(Data entries)
----------------------------------------

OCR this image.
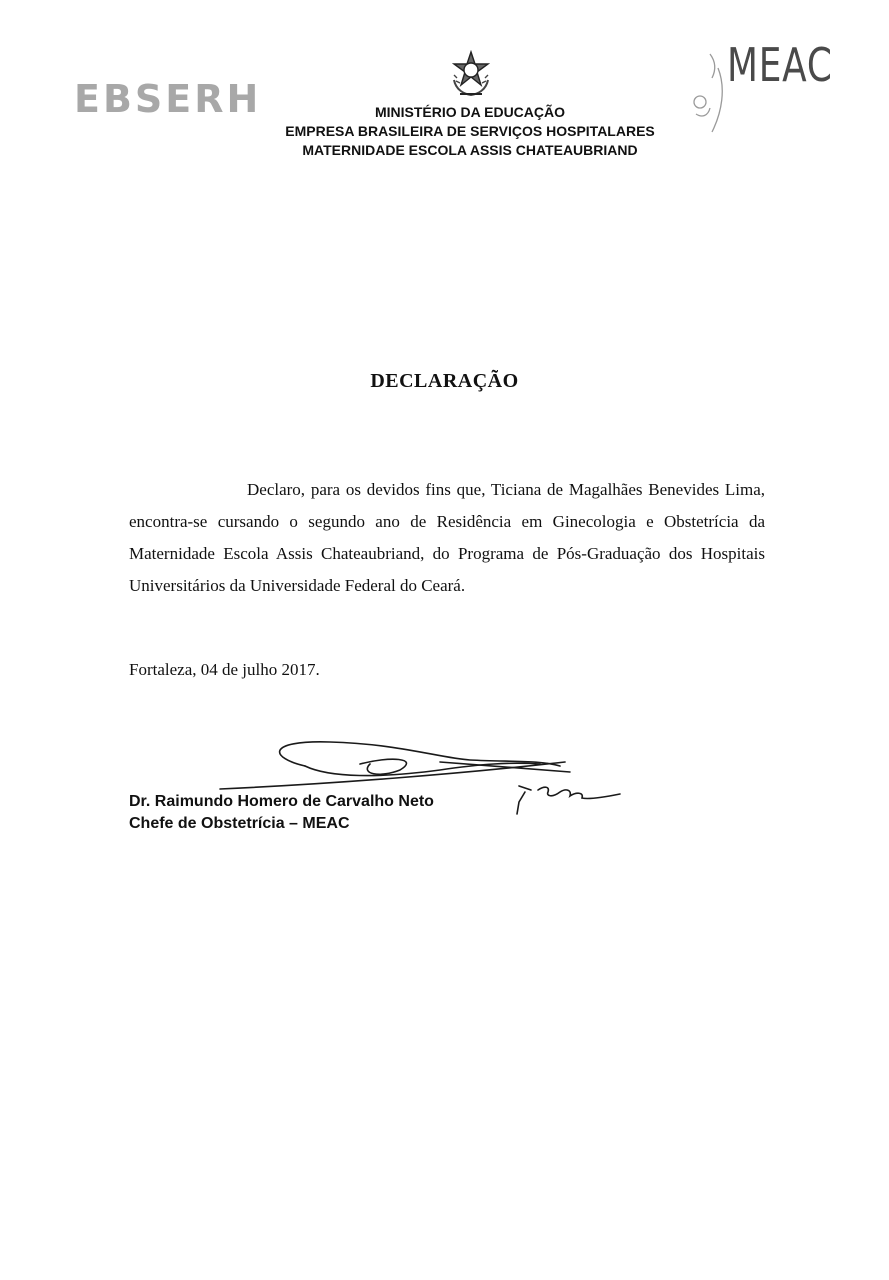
EBSERH
MEAC
MINISTÉRIO DA EDUCAÇÃO
EMPRESA BRASILEIRA DE SERVIÇOS HOSPITALARES
MATERNIDADE ESCOLA ASSIS CHATEAUBRIAND
DECLARAÇÃO
Declaro, para os devidos fins que, Ticiana de Magalhães Benevides Lima, encontra-se cursando o segundo ano de Residência em Ginecologia e Obstetrícia da Maternidade Escola Assis Chateaubriand, do Programa de Pós-Graduação dos Hospitais Universitários da Universidade Federal do Ceará.
Fortaleza, 04 de julho 2017.
Dr. Raimundo Homero de Carvalho Neto
Chefe de Obstetrícia – MEAC
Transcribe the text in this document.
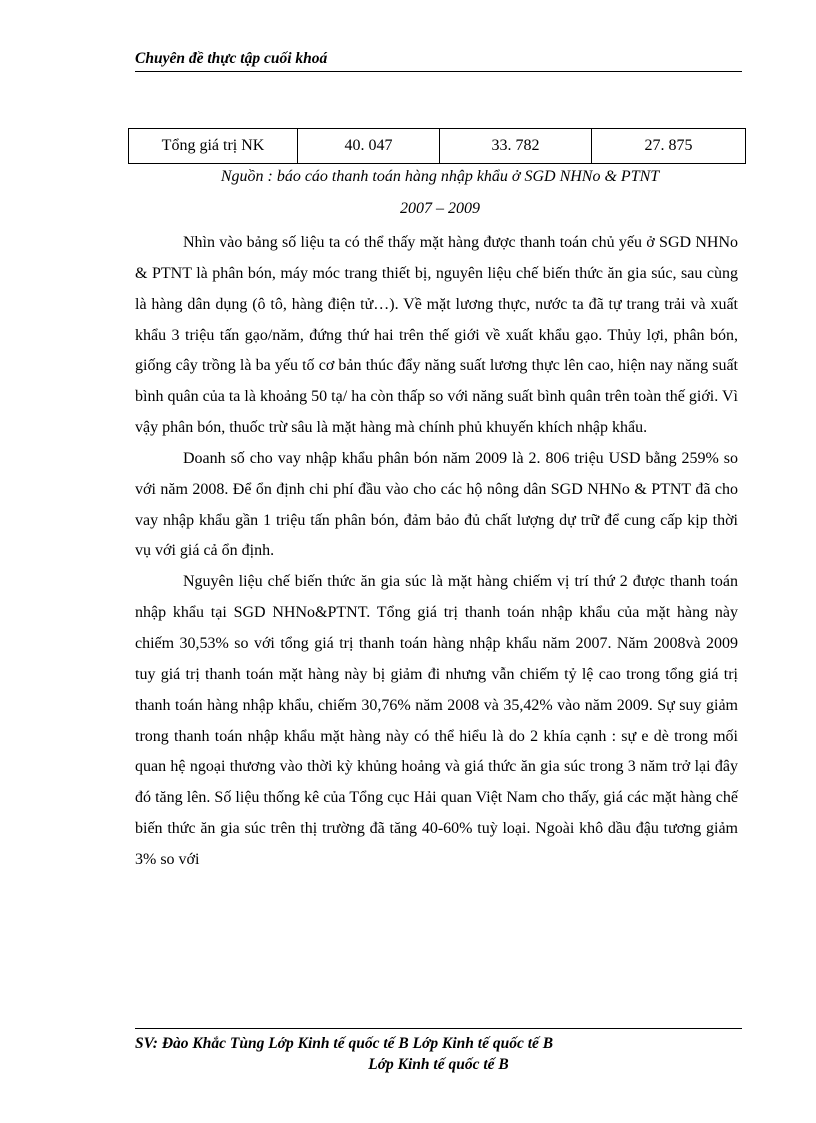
Chuyên đề thực tập cuối khoá
Tổng giá trị NK	40. 047	33. 782	27. 875
Nguồn : báo cáo thanh toán hàng nhập khẩu ở SGD NHNo & PTNT
2007 – 2009

Nhìn vào bảng số liệu ta có thể thấy mặt hàng được thanh toán chủ yếu ở SGD NHNo & PTNT là phân bón, máy móc trang thiết bị, nguyên liệu chế biến thức ăn gia súc, sau cùng là hàng dân dụng (ô tô, hàng điện tử…). Về mặt lương thực, nước ta đã tự trang trải và xuất khẩu 3 triệu tấn gạo/năm, đứng thứ hai trên thế giới về xuất khẩu gạo. Thủy lợi, phân bón, giống cây trồng là ba yếu tố cơ bản thúc đẩy năng suất lương thực lên cao, hiện nay năng suất bình quân của ta là khoảng 50 tạ/ ha còn thấp so với năng suất bình quân trên toàn thế giới. Vì vậy phân bón, thuốc trừ sâu là mặt hàng mà chính phủ khuyến khích nhập khẩu.

Doanh số cho vay nhập khẩu phân bón năm 2009 là 2. 806 triệu USD bằng 259% so với năm 2008. Để ổn định chi phí đầu vào cho các hộ nông dân SGD NHNo & PTNT đã cho vay nhập khẩu gần 1 triệu tấn phân bón, đảm bảo đủ chất lượng dự trữ để cung cấp kịp thời vụ với giá cả ổn định.

Nguyên liệu chế biến thức ăn gia súc là mặt hàng chiếm vị trí thứ 2 được thanh toán nhập khẩu tại SGD NHNo&PTNT. Tổng giá trị thanh toán nhập khẩu của mặt hàng này chiếm 30,53% so với tổng giá trị thanh toán hàng nhập khẩu năm 2007. Năm 2008và 2009 tuy giá trị thanh toán mặt hàng này bị giảm đi nhưng vẫn chiếm tỷ lệ cao trong tổng giá trị thanh toán hàng nhập khẩu, chiếm 30,76% năm 2008 và 35,42% vào năm 2009. Sự suy giảm trong thanh toán nhập khẩu mặt hàng này có thể hiểu là do 2 khía cạnh : sự e dè trong mối quan hệ ngoại thương vào thời kỳ khủng hoảng và giá thức ăn gia súc trong 3 năm trở lại đây đó tăng lên. Số liệu thống kê của Tổng cục Hải quan Việt Nam cho thấy, giá các mặt hàng chế biến thức ăn gia súc trên thị trường đã tăng 40-60% tuỳ loại. Ngoài khô dầu đậu tương giảm 3% so với

SV: Đào Khắc Tùng Lớp Kinh tế quốc tế B Lớp Kinh tế quốc tế B
Lớp Kinh tế quốc tế B
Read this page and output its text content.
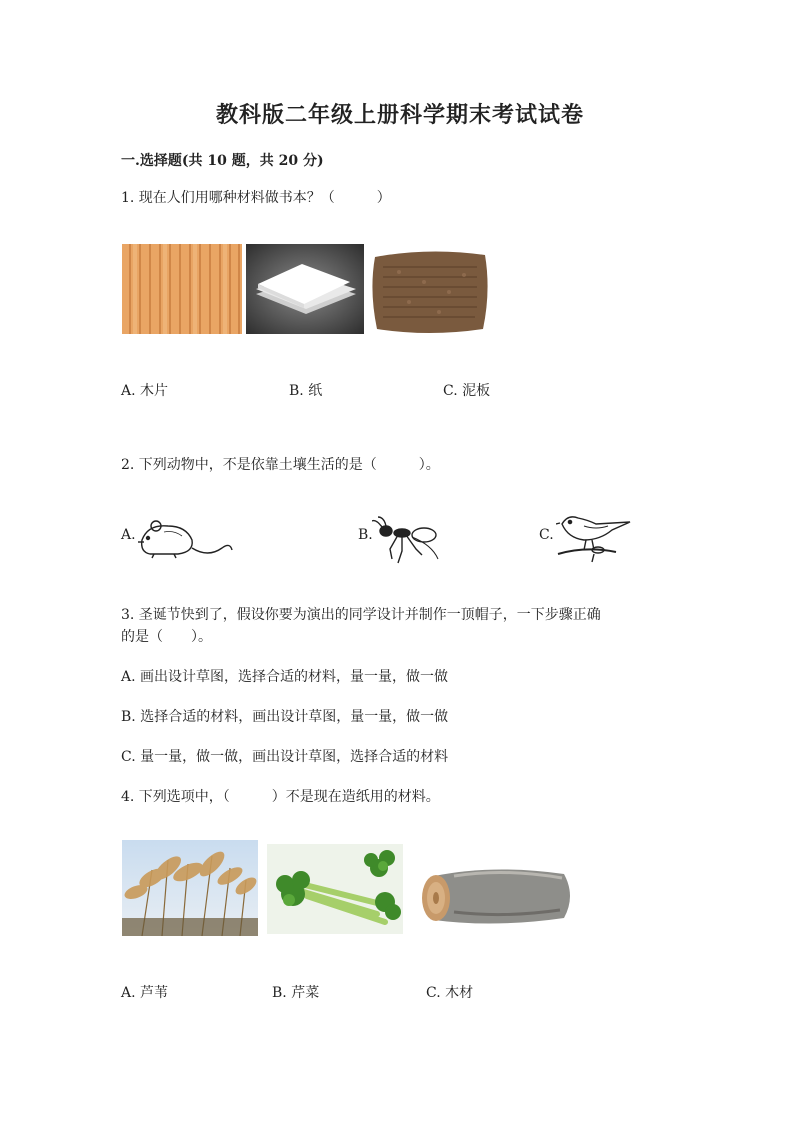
教科版二年级上册科学期末考试试卷
一.选择题(共 10 题，共 20 分)
1. 现在人们用哪种材料做书本？（　　　）
A. 木片	B. 纸	C. 泥板
2. 下列动物中，不是依靠土壤生活的是（　　　）。
A.	B.	C.
3. 圣诞节快到了，假设你要为演出的同学设计并制作一顶帽子，一下步骤正确
的是（　　）。
A. 画出设计草图，选择合适的材料，量一量，做一做
B. 选择合适的材料，画出设计草图，量一量，做一做
C. 量一量，做一做，画出设计草图，选择合适的材料
4. 下列选项中，（　　　）不是现在造纸用的材料。
A. 芦苇	B. 芹菜	C. 木材
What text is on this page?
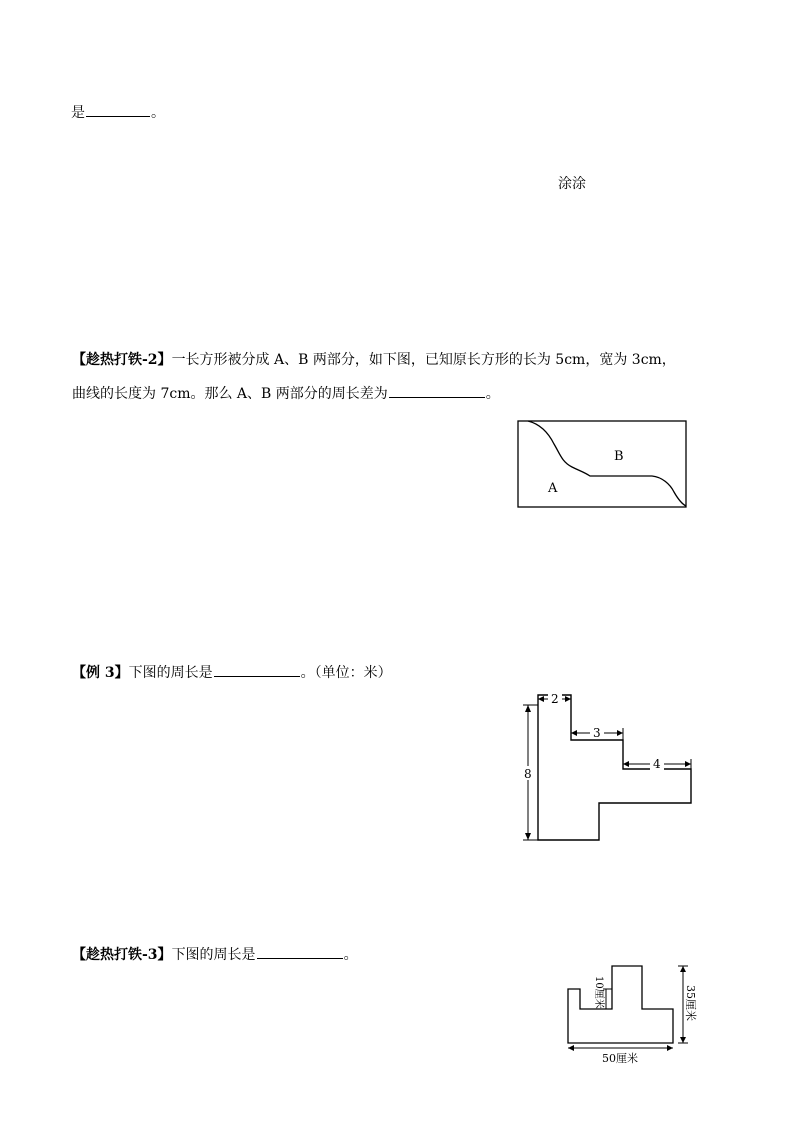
是	。
涂涂
【趁热打铁-2】一长方形被分成 A、B 两部分，如下图，已知原长方形的长为 5cm，宽为 3cm，
曲线的长度为 7cm。那么 A、B 两部分的周长差为	。
B
A
【例 3】下图的周长是	。（单位：米）
2
3
4
8
【趁热打铁-3】下图的周长是	。
10厘米	35厘米
50厘米
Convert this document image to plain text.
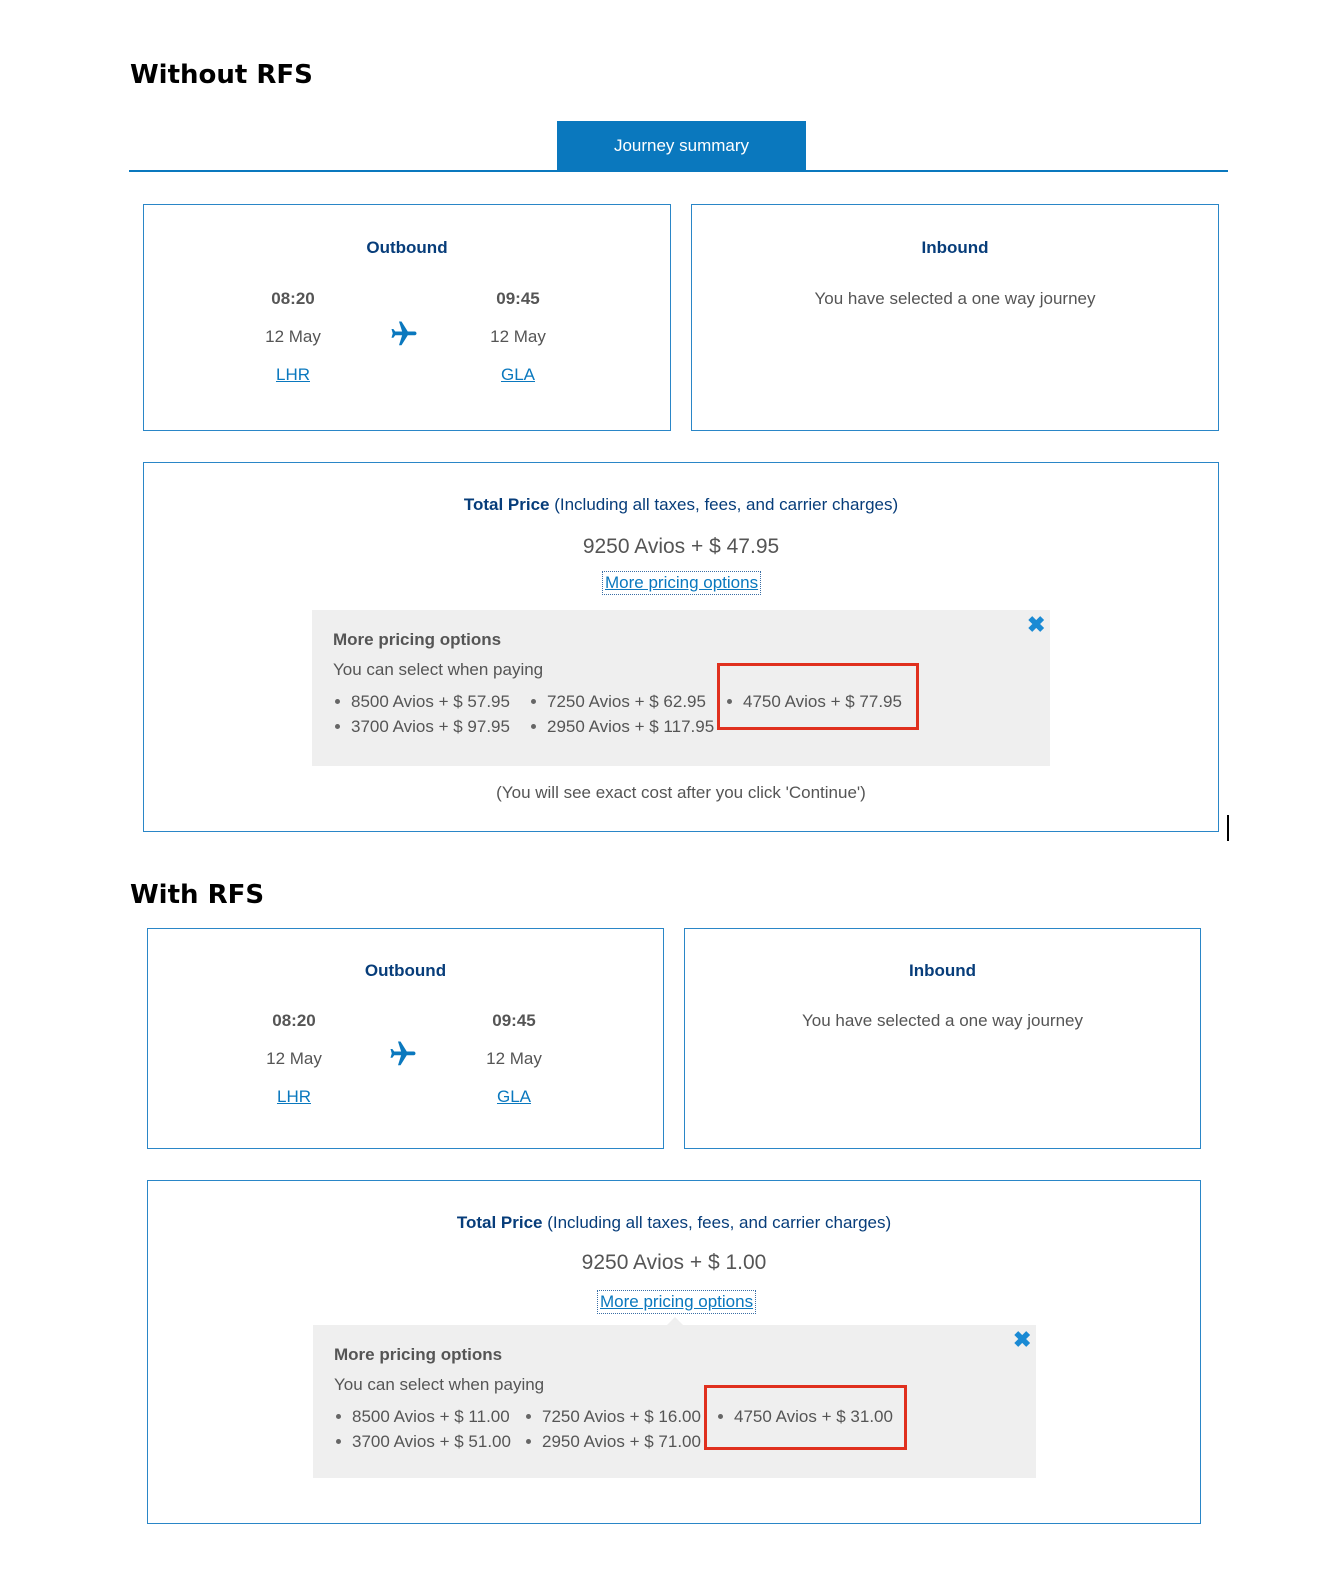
Without RFS
Journey summary
Outbound
08:20
12 May
LHR
09:45
12 May
GLA
Inbound
You have selected a one way journey
Total Price (Including all taxes, fees, and carrier charges)
9250 Avios + $ 47.95
More pricing options
More pricing options
You can select when paying
✖
8500 Avios + $ 57.95	7250 Avios + $ 62.95	4750 Avios + $ 77.95
3700 Avios + $ 97.95	2950 Avios + $ 117.95
(You will see exact cost after you click 'Continue')
With RFS
Outbound
08:20
12 May
LHR
09:45
12 May
GLA
Inbound
You have selected a one way journey
Total Price (Including all taxes, fees, and carrier charges)
9250 Avios + $ 1.00
More pricing options
More pricing options
You can select when paying
✖
8500 Avios + $ 11.00	7250 Avios + $ 16.00	4750 Avios + $ 31.00
3700 Avios + $ 51.00	2950 Avios + $ 71.00
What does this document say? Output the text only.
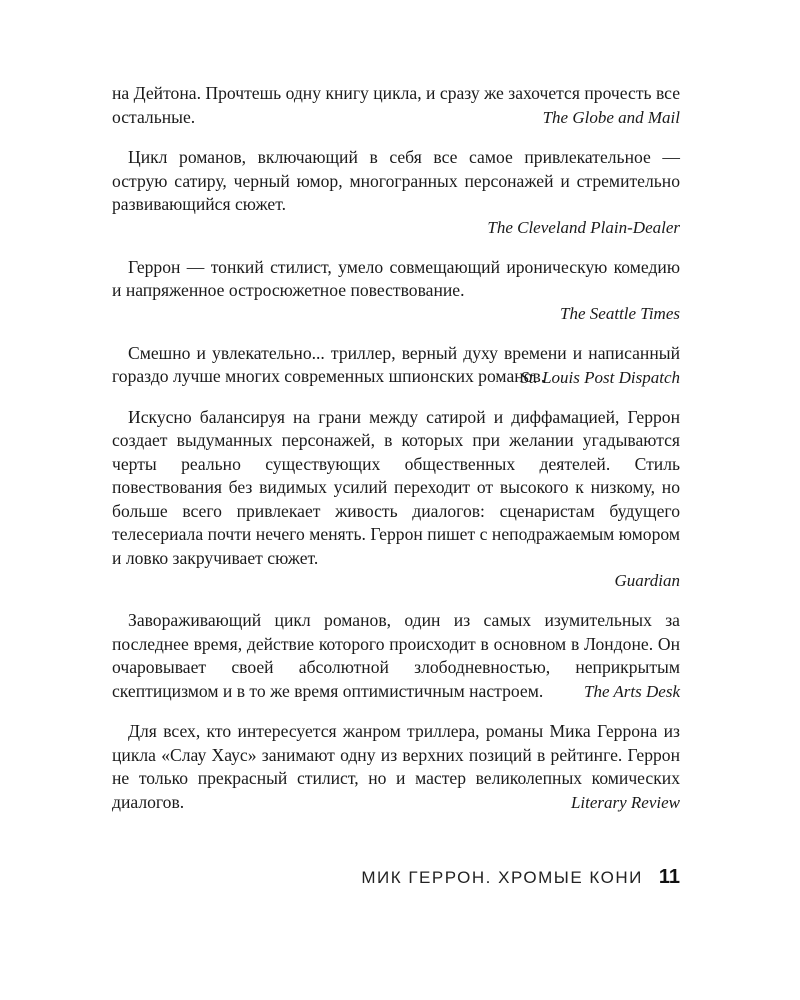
на Дейтона. Прочтешь одну книгу цикла, и сразу же захочется прочесть все остальные.	The Globe and Mail

Цикл романов, включающий в себя все самое привлекательное — острую сатиру, черный юмор, многогранных персонажей и стремительно развивающийся сюжет.

The Cleveland Plain-Dealer

Геррон — тонкий стилист, умело совмещающий ироническую комедию и напряженное остросюжетное повествование.

The Seattle Times

Смешно и увлекательно... триллер, верный духу времени и написанный гораздо лучше многих современных шпионских романов.

St. Louis Post Dispatch

Искусно балансируя на грани между сатирой и диффамацией, Геррон создает выдуманных персонажей, в которых при желании угадываются черты реально существующих общественных деятелей. Стиль повествования без видимых усилий переходит от высокого к низкому, но больше всего привлекает живость диалогов: сценаристам будущего телесериала почти нечего менять. Геррон пишет с неподражаемым юмором и ловко закручивает сюжет.

Guardian

Завораживающий цикл романов, один из самых изумительных за последнее время, действие которого происходит в основном в Лондоне. Он очаровывает своей абсолютной злободневностью, неприкрытым скептицизмом и в то же время оптимистичным настроем.	The Arts Desk

Для всех, кто интересуется жанром триллера, романы Мика Геррона из цикла «Слау Хаус» занимают одну из верхних позиций в рейтинге. Геррон не только прекрасный стилист, но и мастер великолепных комических диалогов.	Literary Review

МИК ГЕРРОН. ХРОМЫЕ КОНИ 11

----------------------------------------

> **PROBLEM TO WORK ON**
Show all lines in the entries above where the word "What" appears.

> **RESULT BELOW**
What text is on this page?
What does this document say? Output the text only.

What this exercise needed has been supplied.